From the records below, give the number of lines that contain the string "JSON", without any other text.
........
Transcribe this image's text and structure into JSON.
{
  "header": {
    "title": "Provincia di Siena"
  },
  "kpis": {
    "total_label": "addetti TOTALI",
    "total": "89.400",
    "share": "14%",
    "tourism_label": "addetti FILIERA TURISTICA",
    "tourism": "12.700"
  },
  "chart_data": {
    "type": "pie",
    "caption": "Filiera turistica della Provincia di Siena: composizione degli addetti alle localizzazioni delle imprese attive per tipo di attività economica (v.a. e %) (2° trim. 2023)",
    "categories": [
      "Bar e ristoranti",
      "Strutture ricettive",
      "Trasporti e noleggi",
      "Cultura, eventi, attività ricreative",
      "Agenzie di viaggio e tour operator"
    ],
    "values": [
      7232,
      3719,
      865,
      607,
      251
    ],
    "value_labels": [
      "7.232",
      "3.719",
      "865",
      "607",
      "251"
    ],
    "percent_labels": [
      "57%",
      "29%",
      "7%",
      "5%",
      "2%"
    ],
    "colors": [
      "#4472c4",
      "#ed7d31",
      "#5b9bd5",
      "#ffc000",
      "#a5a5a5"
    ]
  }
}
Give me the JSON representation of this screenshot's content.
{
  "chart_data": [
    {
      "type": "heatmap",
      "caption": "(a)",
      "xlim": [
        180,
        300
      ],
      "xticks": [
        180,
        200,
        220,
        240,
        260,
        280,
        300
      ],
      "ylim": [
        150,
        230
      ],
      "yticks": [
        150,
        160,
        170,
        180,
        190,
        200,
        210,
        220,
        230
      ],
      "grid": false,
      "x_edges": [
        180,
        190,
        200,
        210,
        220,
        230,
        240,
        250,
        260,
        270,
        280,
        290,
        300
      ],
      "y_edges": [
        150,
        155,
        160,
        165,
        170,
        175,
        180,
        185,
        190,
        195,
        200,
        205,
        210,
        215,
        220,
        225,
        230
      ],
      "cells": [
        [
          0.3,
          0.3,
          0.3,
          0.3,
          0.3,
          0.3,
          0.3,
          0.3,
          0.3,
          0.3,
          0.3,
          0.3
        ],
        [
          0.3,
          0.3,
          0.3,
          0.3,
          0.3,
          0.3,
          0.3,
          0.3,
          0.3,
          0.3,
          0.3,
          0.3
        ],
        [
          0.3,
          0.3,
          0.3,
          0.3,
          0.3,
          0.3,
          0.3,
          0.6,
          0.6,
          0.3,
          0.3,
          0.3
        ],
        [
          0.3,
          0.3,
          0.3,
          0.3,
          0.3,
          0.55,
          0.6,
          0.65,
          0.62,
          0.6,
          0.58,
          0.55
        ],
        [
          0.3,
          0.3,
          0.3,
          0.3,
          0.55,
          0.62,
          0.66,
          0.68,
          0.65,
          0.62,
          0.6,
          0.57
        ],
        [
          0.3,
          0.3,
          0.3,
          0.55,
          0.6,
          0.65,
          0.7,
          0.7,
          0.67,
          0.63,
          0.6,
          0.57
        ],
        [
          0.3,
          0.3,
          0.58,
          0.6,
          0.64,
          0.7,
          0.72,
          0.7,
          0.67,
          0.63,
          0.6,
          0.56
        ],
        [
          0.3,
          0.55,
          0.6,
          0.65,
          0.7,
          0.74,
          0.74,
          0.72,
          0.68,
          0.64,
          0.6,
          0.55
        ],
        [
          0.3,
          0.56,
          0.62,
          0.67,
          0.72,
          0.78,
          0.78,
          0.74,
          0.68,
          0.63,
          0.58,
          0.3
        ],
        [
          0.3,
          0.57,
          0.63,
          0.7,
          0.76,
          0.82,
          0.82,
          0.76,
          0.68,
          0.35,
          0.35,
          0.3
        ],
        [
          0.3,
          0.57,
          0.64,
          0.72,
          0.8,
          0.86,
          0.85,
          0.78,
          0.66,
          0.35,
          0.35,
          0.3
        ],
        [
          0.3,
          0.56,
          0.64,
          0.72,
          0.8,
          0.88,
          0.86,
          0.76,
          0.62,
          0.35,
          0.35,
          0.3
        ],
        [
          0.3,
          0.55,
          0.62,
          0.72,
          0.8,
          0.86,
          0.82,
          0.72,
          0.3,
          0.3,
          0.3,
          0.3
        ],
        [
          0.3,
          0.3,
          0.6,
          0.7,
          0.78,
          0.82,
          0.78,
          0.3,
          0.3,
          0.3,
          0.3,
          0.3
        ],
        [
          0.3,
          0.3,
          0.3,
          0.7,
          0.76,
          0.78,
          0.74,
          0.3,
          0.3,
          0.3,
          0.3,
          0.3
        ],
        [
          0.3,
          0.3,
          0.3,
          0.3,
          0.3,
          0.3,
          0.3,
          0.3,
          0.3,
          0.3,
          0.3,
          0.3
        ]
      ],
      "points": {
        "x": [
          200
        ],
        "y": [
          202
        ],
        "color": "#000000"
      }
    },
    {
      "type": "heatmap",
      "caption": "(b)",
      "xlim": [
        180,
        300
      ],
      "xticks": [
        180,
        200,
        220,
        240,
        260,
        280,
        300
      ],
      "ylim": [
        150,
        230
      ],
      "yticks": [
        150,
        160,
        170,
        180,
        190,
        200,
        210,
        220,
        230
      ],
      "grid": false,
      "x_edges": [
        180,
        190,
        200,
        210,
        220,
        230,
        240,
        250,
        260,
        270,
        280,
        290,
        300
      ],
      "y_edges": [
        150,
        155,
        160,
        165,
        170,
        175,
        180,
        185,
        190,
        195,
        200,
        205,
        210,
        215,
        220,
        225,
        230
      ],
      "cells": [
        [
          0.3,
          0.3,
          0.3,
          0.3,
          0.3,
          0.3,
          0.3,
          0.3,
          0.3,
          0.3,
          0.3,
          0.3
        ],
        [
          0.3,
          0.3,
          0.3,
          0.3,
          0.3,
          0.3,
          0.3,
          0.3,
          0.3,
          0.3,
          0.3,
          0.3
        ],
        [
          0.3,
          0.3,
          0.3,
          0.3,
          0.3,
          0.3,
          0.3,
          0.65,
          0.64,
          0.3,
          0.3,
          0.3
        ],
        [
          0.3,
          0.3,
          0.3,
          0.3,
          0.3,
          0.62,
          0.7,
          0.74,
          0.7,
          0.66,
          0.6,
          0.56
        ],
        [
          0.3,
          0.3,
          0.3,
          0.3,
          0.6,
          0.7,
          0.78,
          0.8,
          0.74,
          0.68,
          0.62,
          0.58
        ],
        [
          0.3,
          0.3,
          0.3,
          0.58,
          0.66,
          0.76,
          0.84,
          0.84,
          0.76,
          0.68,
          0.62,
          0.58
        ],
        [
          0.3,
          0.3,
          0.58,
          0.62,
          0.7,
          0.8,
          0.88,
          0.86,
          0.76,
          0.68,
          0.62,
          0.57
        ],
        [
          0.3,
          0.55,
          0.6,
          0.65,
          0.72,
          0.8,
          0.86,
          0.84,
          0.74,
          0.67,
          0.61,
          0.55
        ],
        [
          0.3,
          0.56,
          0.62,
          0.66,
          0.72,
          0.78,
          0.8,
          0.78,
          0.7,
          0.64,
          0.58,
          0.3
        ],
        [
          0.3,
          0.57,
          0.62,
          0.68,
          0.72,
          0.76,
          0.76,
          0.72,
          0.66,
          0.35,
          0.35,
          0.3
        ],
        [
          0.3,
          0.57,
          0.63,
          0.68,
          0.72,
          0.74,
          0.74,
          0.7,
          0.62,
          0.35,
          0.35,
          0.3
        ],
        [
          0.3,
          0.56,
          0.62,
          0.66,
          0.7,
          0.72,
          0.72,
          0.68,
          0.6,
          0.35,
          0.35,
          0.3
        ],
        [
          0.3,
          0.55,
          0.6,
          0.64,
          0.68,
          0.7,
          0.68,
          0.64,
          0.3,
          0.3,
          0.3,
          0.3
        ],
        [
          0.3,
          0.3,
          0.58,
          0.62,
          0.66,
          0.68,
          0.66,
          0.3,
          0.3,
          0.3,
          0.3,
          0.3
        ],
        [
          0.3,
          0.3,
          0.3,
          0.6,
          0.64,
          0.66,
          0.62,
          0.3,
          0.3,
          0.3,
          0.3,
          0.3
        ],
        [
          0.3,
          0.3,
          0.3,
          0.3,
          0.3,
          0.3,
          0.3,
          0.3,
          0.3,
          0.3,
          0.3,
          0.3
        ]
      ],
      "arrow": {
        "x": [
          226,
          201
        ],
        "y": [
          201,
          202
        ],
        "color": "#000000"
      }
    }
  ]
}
........
* **Complete output**
2